Exercise details: Read through the data and report every line in which the word "Списка" occurs.

********

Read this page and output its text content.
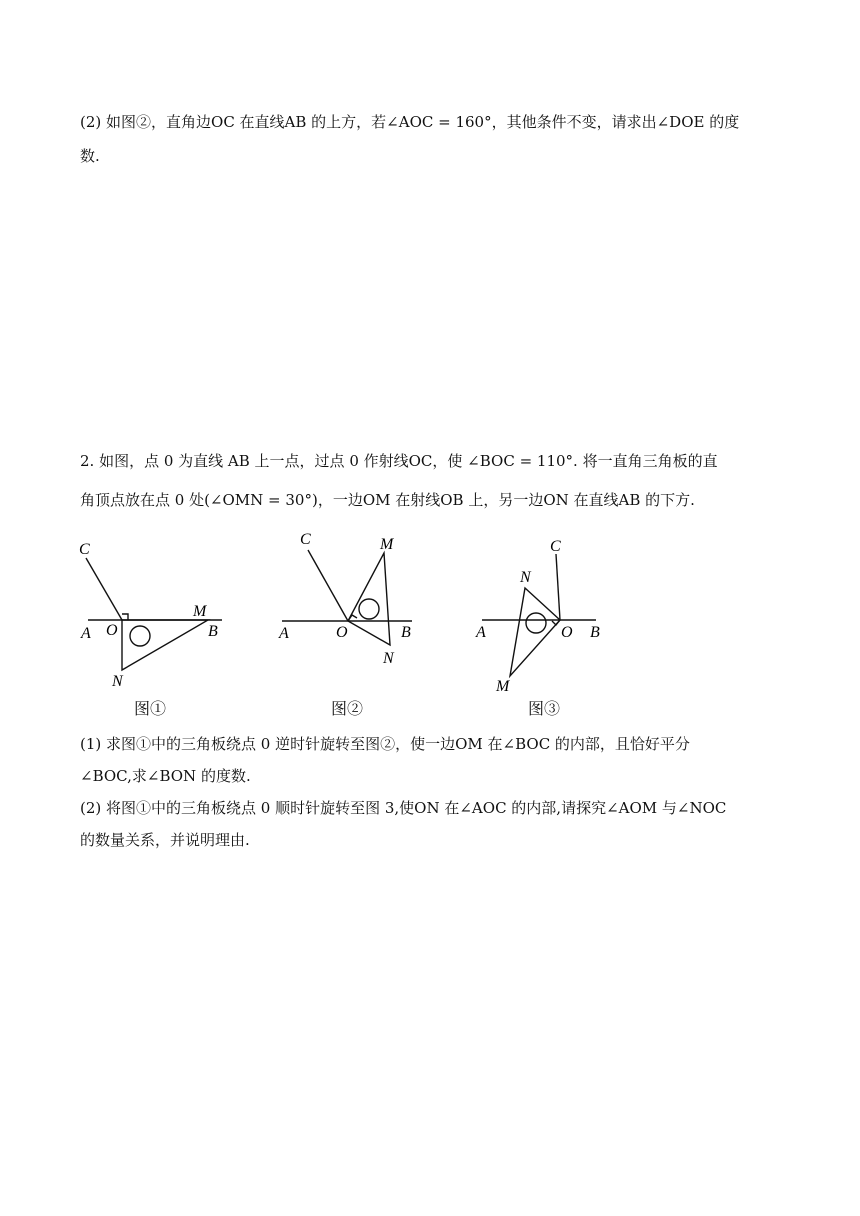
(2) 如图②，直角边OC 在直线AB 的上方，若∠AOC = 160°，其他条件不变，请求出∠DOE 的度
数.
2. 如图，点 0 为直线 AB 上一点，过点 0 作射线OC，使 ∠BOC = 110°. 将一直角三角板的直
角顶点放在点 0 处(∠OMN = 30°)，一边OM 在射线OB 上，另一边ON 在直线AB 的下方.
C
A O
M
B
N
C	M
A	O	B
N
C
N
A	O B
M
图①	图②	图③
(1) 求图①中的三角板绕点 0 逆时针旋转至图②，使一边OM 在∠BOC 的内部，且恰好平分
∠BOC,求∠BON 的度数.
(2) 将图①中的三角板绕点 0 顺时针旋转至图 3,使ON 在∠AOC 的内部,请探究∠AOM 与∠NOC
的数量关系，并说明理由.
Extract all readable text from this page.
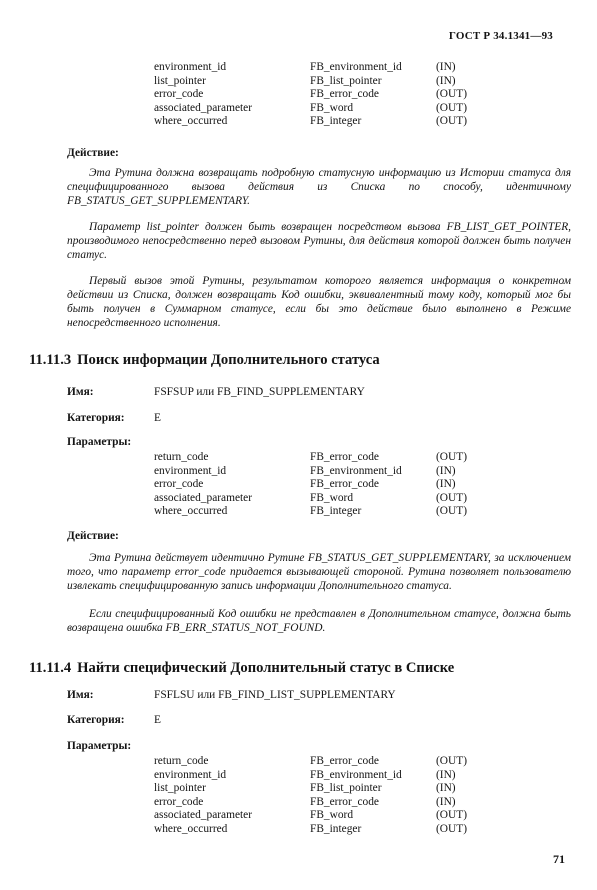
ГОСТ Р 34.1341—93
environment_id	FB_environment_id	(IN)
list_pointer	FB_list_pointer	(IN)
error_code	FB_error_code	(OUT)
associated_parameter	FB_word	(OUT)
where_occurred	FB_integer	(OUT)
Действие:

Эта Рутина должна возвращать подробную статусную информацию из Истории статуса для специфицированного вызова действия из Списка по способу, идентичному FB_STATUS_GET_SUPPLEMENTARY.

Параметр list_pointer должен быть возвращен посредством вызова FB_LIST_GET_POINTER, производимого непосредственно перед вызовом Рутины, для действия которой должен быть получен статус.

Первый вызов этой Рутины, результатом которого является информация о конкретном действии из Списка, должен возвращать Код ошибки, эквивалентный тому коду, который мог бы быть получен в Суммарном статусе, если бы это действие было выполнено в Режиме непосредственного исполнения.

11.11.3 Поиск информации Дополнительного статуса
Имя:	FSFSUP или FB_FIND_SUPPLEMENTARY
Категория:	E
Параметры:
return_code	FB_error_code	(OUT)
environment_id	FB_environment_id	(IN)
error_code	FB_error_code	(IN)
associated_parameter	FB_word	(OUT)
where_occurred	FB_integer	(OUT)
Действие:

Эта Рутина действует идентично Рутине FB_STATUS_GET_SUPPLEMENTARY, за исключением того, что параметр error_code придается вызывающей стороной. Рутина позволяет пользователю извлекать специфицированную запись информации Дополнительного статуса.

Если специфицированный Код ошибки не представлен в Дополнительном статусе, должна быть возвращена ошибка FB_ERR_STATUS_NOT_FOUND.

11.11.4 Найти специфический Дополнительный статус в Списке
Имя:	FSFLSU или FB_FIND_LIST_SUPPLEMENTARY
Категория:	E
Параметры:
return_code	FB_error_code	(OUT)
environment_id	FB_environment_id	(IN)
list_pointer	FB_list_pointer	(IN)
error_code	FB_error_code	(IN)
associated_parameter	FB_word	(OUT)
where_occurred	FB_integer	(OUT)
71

********

Task solution:
Эта Рутина должна возвращать подробную статусную информацию из Истории статуса для специфицированного вызова действия из Списка по способу, идентичному FB_STATUS_GET_SUPPLEMENTARY.
Первый вызов этой Рутины, результатом которого является информация о конкретном действии из Списка, должен возвращать Код ошибки, эквивалентный тому коду, который мог бы быть получен в Суммарном статусе, если бы это действие было выполнено в Режиме непосредственного исполнения.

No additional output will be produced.